**Problem description:** Only the number is wanted: count the lines that contain "Microsoft".

[Entries taken from a collection]
----------------

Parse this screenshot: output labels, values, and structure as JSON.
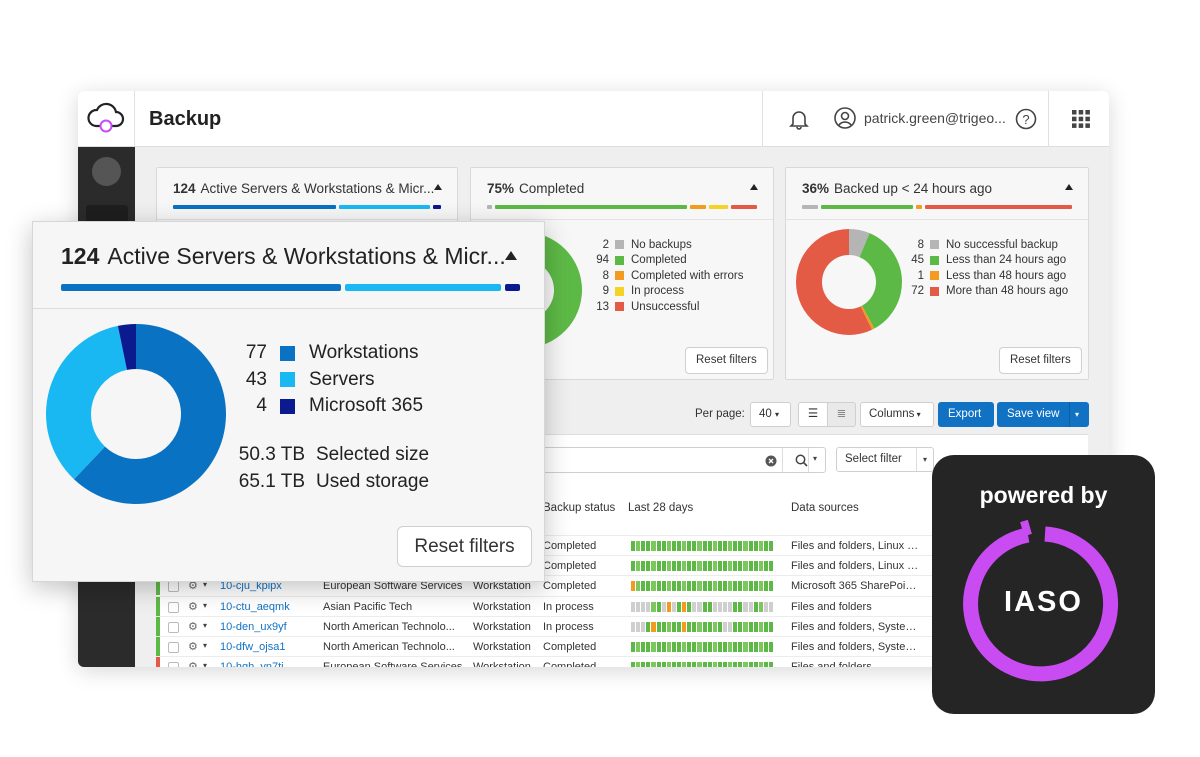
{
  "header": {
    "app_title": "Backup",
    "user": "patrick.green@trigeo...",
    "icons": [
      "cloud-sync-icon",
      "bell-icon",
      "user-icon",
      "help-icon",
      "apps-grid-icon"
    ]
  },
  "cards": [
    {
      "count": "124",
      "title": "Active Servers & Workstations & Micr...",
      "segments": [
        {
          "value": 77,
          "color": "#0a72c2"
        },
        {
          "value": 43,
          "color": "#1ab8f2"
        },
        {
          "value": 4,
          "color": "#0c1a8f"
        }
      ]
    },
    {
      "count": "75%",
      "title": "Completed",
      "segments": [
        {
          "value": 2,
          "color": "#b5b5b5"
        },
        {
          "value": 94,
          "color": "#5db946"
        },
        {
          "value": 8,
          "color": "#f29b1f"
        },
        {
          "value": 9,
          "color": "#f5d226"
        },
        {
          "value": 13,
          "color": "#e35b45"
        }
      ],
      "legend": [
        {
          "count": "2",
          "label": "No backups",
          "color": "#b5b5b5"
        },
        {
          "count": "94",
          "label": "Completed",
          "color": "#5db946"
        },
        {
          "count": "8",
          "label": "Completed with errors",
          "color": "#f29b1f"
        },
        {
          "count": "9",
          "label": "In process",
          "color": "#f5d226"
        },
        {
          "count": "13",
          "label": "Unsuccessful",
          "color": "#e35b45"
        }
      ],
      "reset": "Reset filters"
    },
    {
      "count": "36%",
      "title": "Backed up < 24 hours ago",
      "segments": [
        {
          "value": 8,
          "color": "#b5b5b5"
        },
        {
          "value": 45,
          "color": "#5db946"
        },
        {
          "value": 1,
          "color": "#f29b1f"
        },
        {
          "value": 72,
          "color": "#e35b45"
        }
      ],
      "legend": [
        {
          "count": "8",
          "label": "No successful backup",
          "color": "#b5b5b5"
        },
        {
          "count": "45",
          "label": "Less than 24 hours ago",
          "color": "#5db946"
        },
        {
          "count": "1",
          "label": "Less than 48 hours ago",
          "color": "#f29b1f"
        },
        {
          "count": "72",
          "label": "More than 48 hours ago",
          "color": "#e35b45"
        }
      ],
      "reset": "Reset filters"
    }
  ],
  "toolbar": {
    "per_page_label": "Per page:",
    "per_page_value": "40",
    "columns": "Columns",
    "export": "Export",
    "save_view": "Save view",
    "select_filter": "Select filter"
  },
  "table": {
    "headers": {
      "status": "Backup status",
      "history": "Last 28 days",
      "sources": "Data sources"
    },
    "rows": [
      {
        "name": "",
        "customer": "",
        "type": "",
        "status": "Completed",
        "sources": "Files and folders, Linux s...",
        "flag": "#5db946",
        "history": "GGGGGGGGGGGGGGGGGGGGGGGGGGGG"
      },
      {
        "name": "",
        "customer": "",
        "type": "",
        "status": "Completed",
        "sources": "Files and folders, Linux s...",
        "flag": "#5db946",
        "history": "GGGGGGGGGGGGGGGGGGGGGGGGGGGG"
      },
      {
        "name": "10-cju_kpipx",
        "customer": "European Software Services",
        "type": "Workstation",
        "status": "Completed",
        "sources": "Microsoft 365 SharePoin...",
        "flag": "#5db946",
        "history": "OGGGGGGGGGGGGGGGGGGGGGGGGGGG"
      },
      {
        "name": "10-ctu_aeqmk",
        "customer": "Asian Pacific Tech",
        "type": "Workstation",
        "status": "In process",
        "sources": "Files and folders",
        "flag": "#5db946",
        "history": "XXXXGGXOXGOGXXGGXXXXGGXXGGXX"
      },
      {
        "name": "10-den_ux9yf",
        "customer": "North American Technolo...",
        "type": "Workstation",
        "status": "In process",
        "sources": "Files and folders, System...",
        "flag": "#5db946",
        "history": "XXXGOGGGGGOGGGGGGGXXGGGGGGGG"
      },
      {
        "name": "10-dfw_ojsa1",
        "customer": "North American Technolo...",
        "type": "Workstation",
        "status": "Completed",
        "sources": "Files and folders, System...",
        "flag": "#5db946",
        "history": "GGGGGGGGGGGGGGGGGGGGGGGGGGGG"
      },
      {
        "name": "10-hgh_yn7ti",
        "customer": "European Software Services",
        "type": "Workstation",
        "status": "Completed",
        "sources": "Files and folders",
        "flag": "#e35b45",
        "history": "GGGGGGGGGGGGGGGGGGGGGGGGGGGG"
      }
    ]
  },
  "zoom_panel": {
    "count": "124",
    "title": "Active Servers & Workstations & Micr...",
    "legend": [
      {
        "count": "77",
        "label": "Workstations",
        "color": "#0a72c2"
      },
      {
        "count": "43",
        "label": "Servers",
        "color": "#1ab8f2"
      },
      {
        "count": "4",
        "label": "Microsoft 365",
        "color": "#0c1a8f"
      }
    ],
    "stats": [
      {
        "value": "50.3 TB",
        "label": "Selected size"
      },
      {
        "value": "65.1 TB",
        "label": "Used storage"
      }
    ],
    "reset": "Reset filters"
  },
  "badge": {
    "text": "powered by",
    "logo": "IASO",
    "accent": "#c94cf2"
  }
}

----------------

**Answer below:** 2